**** STORED ROWS ****

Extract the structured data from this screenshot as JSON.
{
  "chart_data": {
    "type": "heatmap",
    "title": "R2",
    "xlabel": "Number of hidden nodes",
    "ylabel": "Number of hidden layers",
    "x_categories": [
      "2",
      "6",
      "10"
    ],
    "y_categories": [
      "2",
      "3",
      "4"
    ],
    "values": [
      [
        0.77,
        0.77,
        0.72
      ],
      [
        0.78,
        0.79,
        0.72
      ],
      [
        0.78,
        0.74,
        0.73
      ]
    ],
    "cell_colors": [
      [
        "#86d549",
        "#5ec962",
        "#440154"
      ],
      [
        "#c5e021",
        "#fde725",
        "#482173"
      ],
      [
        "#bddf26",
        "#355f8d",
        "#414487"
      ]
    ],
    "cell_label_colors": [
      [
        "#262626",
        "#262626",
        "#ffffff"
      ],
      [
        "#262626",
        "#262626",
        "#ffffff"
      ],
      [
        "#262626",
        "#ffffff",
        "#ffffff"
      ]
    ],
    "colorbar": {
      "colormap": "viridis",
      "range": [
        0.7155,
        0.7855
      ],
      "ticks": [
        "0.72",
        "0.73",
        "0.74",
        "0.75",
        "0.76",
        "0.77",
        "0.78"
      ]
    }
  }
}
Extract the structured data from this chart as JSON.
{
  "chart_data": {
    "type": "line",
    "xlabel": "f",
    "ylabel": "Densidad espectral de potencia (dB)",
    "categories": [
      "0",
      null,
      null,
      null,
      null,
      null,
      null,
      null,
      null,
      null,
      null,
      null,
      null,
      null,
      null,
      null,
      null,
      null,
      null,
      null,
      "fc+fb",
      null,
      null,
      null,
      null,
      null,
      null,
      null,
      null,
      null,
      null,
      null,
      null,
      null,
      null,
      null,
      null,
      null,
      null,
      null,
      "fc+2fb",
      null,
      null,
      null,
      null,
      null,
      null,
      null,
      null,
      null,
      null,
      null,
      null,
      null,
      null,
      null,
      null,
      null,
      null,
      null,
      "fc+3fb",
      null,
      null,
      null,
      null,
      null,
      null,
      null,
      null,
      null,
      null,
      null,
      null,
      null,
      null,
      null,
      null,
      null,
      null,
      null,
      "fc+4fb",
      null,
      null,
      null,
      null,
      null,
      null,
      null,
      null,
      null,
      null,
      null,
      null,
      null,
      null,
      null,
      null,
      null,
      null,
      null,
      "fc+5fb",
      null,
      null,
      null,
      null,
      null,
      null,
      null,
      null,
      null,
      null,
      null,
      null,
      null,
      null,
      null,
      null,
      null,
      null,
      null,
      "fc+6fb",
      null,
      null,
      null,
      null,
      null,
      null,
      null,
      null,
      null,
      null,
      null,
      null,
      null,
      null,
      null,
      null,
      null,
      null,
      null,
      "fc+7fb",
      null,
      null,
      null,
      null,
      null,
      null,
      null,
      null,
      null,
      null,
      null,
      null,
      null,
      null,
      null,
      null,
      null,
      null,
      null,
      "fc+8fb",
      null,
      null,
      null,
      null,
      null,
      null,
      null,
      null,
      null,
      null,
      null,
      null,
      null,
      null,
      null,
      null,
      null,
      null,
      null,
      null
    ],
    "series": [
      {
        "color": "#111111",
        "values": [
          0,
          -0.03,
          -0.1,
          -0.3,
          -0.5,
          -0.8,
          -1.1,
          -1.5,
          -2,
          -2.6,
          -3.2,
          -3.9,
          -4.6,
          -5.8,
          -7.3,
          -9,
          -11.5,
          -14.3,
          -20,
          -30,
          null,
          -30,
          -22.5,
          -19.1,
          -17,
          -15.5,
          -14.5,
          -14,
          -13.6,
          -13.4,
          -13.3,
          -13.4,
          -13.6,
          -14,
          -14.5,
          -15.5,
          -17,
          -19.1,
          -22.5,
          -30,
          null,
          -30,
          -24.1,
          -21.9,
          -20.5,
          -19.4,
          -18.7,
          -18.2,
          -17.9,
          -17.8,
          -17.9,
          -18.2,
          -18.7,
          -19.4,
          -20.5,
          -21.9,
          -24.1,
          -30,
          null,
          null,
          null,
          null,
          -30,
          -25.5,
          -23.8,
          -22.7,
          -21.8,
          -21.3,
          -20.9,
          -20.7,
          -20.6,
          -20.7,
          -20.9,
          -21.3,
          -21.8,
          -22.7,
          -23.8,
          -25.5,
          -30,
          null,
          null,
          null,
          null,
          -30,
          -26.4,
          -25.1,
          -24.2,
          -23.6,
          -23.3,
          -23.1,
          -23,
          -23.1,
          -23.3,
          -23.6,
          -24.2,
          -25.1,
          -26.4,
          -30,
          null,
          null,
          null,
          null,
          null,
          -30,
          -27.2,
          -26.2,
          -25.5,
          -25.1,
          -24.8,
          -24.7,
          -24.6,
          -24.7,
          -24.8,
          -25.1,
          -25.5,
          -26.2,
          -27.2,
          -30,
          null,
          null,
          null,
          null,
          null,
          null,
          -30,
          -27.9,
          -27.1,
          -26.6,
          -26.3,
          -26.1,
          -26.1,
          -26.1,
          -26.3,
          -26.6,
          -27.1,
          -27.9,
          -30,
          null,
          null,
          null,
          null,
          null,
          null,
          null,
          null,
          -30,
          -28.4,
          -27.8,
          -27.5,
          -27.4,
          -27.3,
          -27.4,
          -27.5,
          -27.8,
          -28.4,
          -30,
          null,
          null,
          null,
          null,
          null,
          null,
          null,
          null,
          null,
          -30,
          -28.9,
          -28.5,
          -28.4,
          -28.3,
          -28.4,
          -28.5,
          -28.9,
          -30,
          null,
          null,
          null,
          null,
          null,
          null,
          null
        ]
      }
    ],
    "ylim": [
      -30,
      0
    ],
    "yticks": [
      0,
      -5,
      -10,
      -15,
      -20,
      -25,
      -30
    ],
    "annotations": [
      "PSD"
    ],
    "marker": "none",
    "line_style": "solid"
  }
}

****

Set all of the entries down again, exactly as they were given.

Extract the structured data from this screenshot as JSON.
{
  "chart_data": {
    "type": "heatmap",
    "title": "R2",
    "xlabel": "Number of hidden nodes",
    "ylabel": "Number of hidden layers",
    "x_categories": [
      "2",
      "6",
      "10"
    ],
    "y_categories": [
      "2",
      "3",
      "4"
    ],
    "values": [
      [
        0.77,
        0.77,
        0.72
      ],
      [
        0.78,
        0.79,
        0.72
      ],
      [
        0.78,
        0.74,
        0.73
      ]
    ],
    "cell_colors": [
      [
        "#86d549",
        "#5ec962",
        "#440154"
      ],
      [
        "#c5e021",
        "#fde725",
        "#482173"
      ],
      [
        "#bddf26",
        "#355f8d",
        "#414487"
      ]
    ],
    "cell_label_colors": [
      [
        "#262626",
        "#262626",
        "#ffffff"
      ],
      [
        "#262626",
        "#262626",
        "#ffffff"
      ],
      [
        "#262626",
        "#ffffff",
        "#ffffff"
      ]
    ],
    "colorbar": {
      "colormap": "viridis",
      "range": [
        0.7155,
        0.7855
      ],
      "ticks": [
        "0.72",
        "0.73",
        "0.74",
        "0.75",
        "0.76",
        "0.77",
        "0.78"
      ]
    }
  }
}
Extract the structured data from this chart as JSON.
{
  "chart_data": {
    "type": "line",
    "xlabel": "f",
    "ylabel": "Densidad espectral de potencia (dB)",
    "categories": [
      "0",
      null,
      null,
      null,
      null,
      null,
      null,
      null,
      null,
      null,
      null,
      null,
      null,
      null,
      null,
      null,
      null,
      null,
      null,
      null,
      "fc+fb",
      null,
      null,
      null,
      null,
      null,
      null,
      null,
      null,
      null,
      null,
      null,
      null,
      null,
      null,
      null,
      null,
      null,
      null,
      null,
      "fc+2fb",
      null,
      null,
      null,
      null,
      null,
      null,
      null,
      null,
      null,
      null,
      null,
      null,
      null,
      null,
      null,
      null,
      null,
      null,
      null,
      "fc+3fb",
      null,
      null,
      null,
      null,
      null,
      null,
      null,
      null,
      null,
      null,
      null,
      null,
      null,
      null,
      null,
      null,
      null,
      null,
      null,
      "fc+4fb",
      null,
      null,
      null,
      null,
      null,
      null,
      null,
      null,
      null,
      null,
      null,
      null,
      null,
      null,
      null,
      null,
      null,
      null,
      null,
      "fc+5fb",
      null,
      null,
      null,
      null,
      null,
      null,
      null,
      null,
      null,
      null,
      null,
      null,
      null,
      null,
      null,
      null,
      null,
      null,
      null,
      "fc+6fb",
      null,
      null,
      null,
      null,
      null,
      null,
      null,
      null,
      null,
      null,
      null,
      null,
      null,
      null,
      null,
      null,
      null,
      null,
      null,
      "fc+7fb",
      null,
      null,
      null,
      null,
      null,
      null,
      null,
      null,
      null,
      null,
      null,
      null,
      null,
      null,
      null,
      null,
      null,
      null,
      null,
      "fc+8fb",
      null,
      null,
      null,
      null,
      null,
      null,
      null,
      null,
      null,
      null,
      null,
      null,
      null,
      null,
      null,
      null,
      null,
      null,
      null,
      null
    ],
    "series": [
      {
        "color": "#111111",
        "values": [
          0,
          -0.03,
          -0.1,
          -0.3,
          -0.5,
          -0.8,
          -1.1,
          -1.5,
          -2,
          -2.6,
          -3.2,
          -3.9,
          -4.6,
          -5.8,
          -7.3,
          -9,
          -11.5,
          -14.3,
          -20,
          -30,
          null,
          -30,
          -22.5,
          -19.1,
          -17,
          -15.5,
          -14.5,
          -14,
          -13.6,
          -13.4,
          -13.3,
          -13.4,
          -13.6,
          -14,
          -14.5,
          -15.5,
          -17,
          -19.1,
          -22.5,
          -30,
          null,
          -30,
          -24.1,
          -21.9,
          -20.5,
          -19.4,
          -18.7,
          -18.2,
          -17.9,
          -17.8,
          -17.9,
          -18.2,
          -18.7,
          -19.4,
          -20.5,
          -21.9,
          -24.1,
          -30,
          null,
          null,
          null,
          null,
          -30,
          -25.5,
          -23.8,
          -22.7,
          -21.8,
          -21.3,
          -20.9,
          -20.7,
          -20.6,
          -20.7,
          -20.9,
          -21.3,
          -21.8,
          -22.7,
          -23.8,
          -25.5,
          -30,
          null,
          null,
          null,
          null,
          -30,
          -26.4,
          -25.1,
          -24.2,
          -23.6,
          -23.3,
          -23.1,
          -23,
          -23.1,
          -23.3,
          -23.6,
          -24.2,
          -25.1,
          -26.4,
          -30,
          null,
          null,
          null,
          null,
          null,
          -30,
          -27.2,
          -26.2,
          -25.5,
          -25.1,
          -24.8,
          -24.7,
          -24.6,
          -24.7,
          -24.8,
          -25.1,
          -25.5,
          -26.2,
          -27.2,
          -30,
          null,
          null,
          null,
          null,
          null,
          null,
          -30,
          -27.9,
          -27.1,
          -26.6,
          -26.3,
          -26.1,
          -26.1,
          -26.1,
          -26.3,
          -26.6,
          -27.1,
          -27.9,
          -30,
          null,
          null,
          null,
          null,
          null,
          null,
          null,
          null,
          -30,
          -28.4,
          -27.8,
          -27.5,
          -27.4,
          -27.3,
          -27.4,
          -27.5,
          -27.8,
          -28.4,
          -30,
          null,
          null,
          null,
          null,
          null,
          null,
          null,
          null,
          null,
          -30,
          -28.9,
          -28.5,
          -28.4,
          -28.3,
          -28.4,
          -28.5,
          -28.9,
          -30,
          null,
          null,
          null,
          null,
          null,
          null,
          null
        ]
      }
    ],
    "ylim": [
      -30,
      0
    ],
    "yticks": [
      0,
      -5,
      -10,
      -15,
      -20,
      -25,
      -30
    ],
    "annotations": [
      "PSD"
    ],
    "marker": "none",
    "line_style": "solid"
  }
}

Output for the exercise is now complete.